Reproduce all lines of the listing below in which the word "格洛纳斯卫星导航系统" occurs.
━━━━━━━━━━━━━━━━━━━━
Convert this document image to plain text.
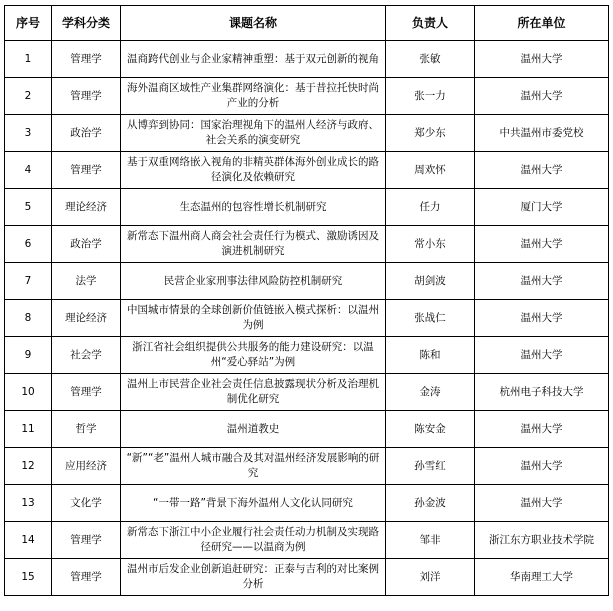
序号	学科分类	课题名称	负责人	所在单位
1	管理学	温商跨代创业与企业家精神重塑：基于双元创新的视角	张敏	温州大学
2	管理学	海外温商区域性产业集群网络演化：基于昔拉托快时尚产业的分析	张一力	温州大学
3	政治学	从博弈到协同：国家治理视角下的温州人经济与政府、社会关系的演变研究	郑少东	中共温州市委党校
4	管理学	基于双重网络嵌入视角的非精英群体海外创业成长的路径演化及依赖研究	周欢怀	温州大学
5	理论经济	生态温州的包容性增长机制研究	任力	厦门大学
6	政治学	新常态下温州商人商会社会责任行为模式、激励诱因及演进机制研究	常小东	温州大学
7	法学	民营企业家刑事法律风险防控机制研究	胡剑波	温州大学
8	理论经济	中国城市情景的全球创新价值链嵌入模式探析：以温州为例	张战仁	温州大学
9	社会学	浙江省社会组织提供公共服务的能力建设研究：以温州“爱心驿站”为例	陈和	温州大学
10	管理学	温州上市民营企业社会责任信息披露现状分析及治理机制优化研究	金涛	杭州电子科技大学
11	哲学	温州道教史	陈安金	温州大学
12	应用经济	“新”“老”温州人城市融合及其对温州经济发展影响的研究	孙雪红	温州大学
13	文化学	“一带一路”背景下海外温州人文化认同研究	孙金波	温州大学
14	管理学	新常态下浙江中小企业履行社会责任动力机制及实现路径研究——以温商为例	邹非	浙江东方职业技术学院
15	管理学	温州市后发企业创新追赶研究：正泰与吉利的对比案例分析	刘洋	华南理工大学
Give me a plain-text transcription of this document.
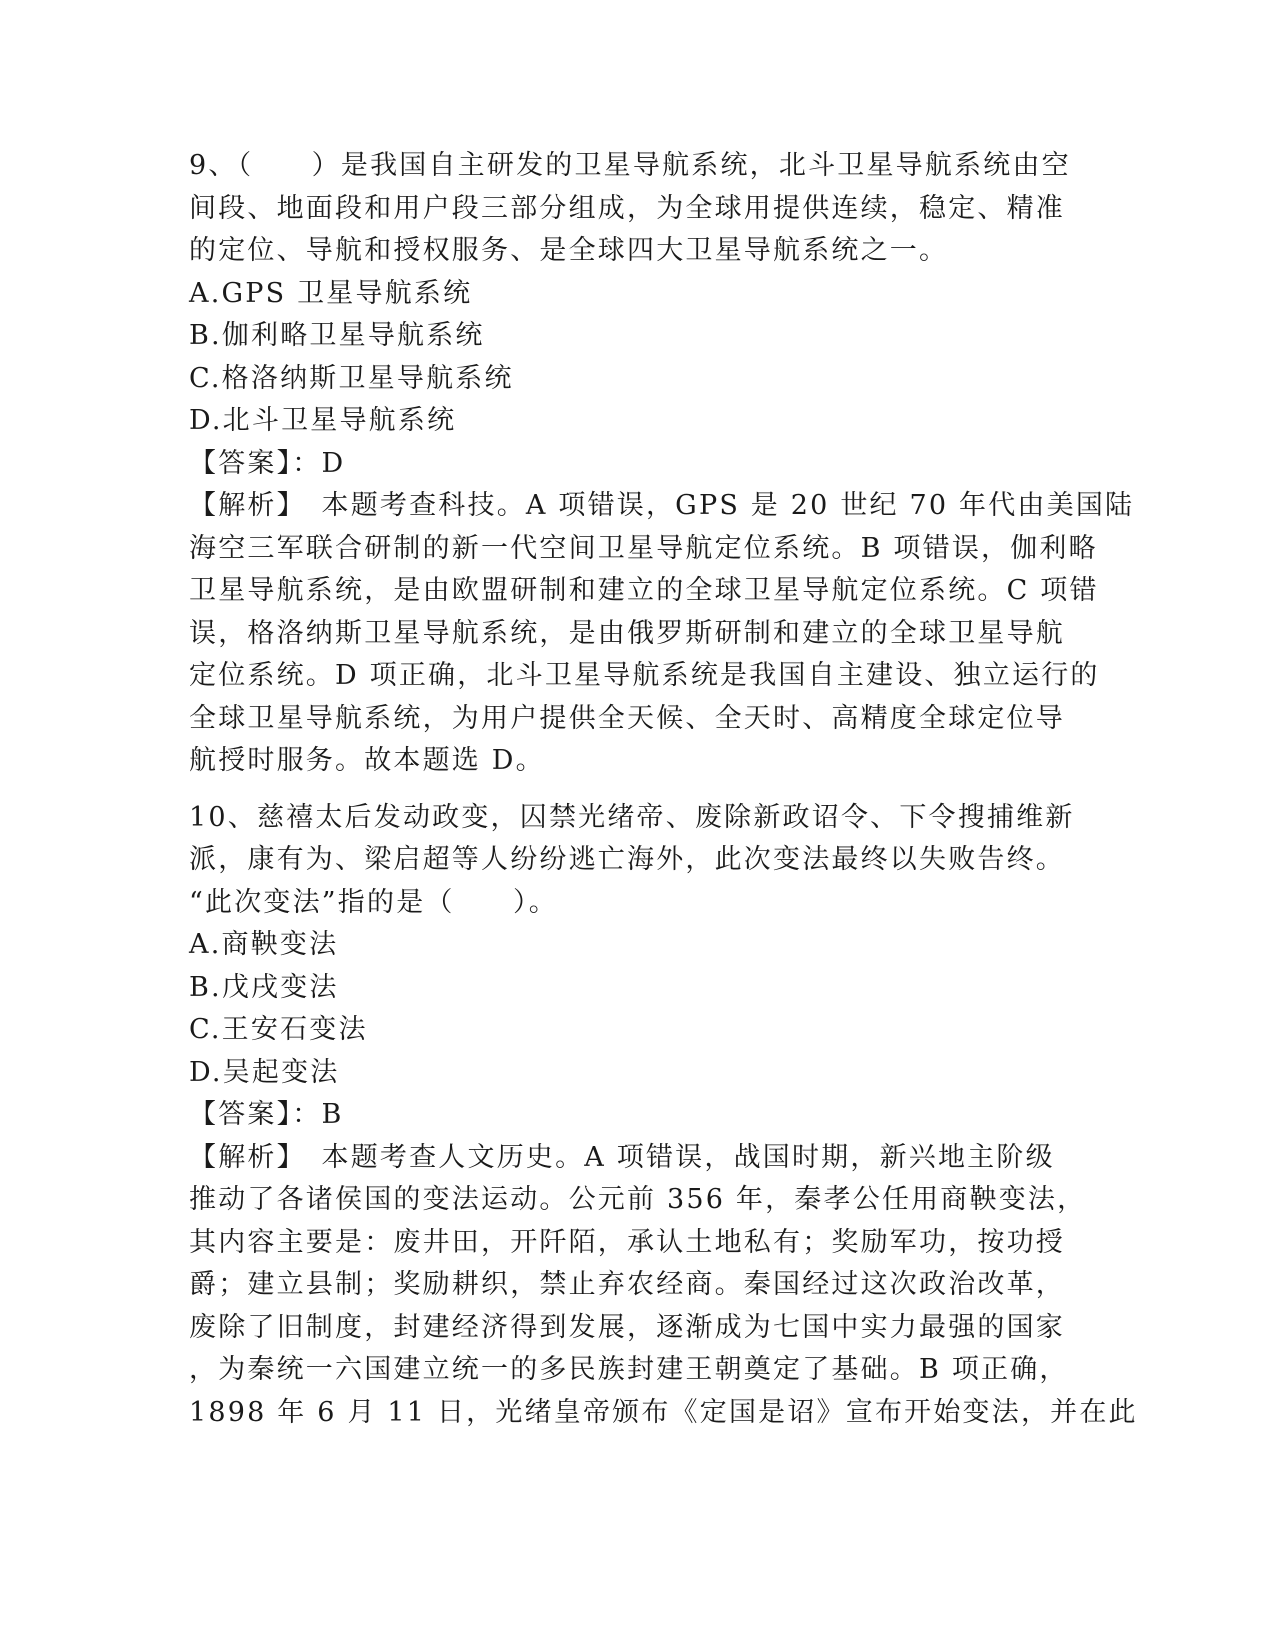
9、（　　）是我国自主研发的卫星导航系统，北斗卫星导航系统由空
间段、地面段和用户段三部分组成，为全球用提供连续，稳定、精准
的定位、导航和授权服务、是全球四大卫星导航系统之一。
A.GPS 卫星导航系统
B.伽利略卫星导航系统
C.格洛纳斯卫星导航系统
D.北斗卫星导航系统
【答案】：D
【解析】　本题考查科技。A 项错误，GPS 是 20 世纪 70 年代由美国陆
海空三军联合研制的新一代空间卫星导航定位系统。B 项错误，伽利略
卫星导航系统，是由欧盟研制和建立的全球卫星导航定位系统。C 项错
误，格洛纳斯卫星导航系统，是由俄罗斯研制和建立的全球卫星导航
定位系统。D 项正确，北斗卫星导航系统是我国自主建设、独立运行的
全球卫星导航系统，为用户提供全天候、全天时、高精度全球定位导
航授时服务。故本题选 D。
10、慈禧太后发动政变，囚禁光绪帝、废除新政诏令、下令搜捕维新
派，康有为、梁启超等人纷纷逃亡海外，此次变法最终以失败告终。
“此次变法”指的是（　　）。
A.商鞅变法
B.戊戌变法
C.王安石变法
D.吴起变法
【答案】：B
【解析】　本题考查人文历史。A 项错误，战国时期，新兴地主阶级
推动了各诸侯国的变法运动。公元前 356 年，秦孝公任用商鞅变法，
其内容主要是：废井田，开阡陌，承认土地私有；奖励军功，按功授
爵；建立县制；奖励耕织，禁止弃农经商。秦国经过这次政治改革，
废除了旧制度，封建经济得到发展，逐渐成为七国中实力最强的国家
，为秦统一六国建立统一的多民族封建王朝奠定了基础。B 项正确，
1898 年 6 月 11 日，光绪皇帝颁布《定国是诏》宣布开始变法，并在此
━━━━━━━━━━━━━━━━━━━━
§ Solution to this exercise
C.格洛纳斯卫星导航系统
误，格洛纳斯卫星导航系统，是由俄罗斯研制和建立的全球卫星导航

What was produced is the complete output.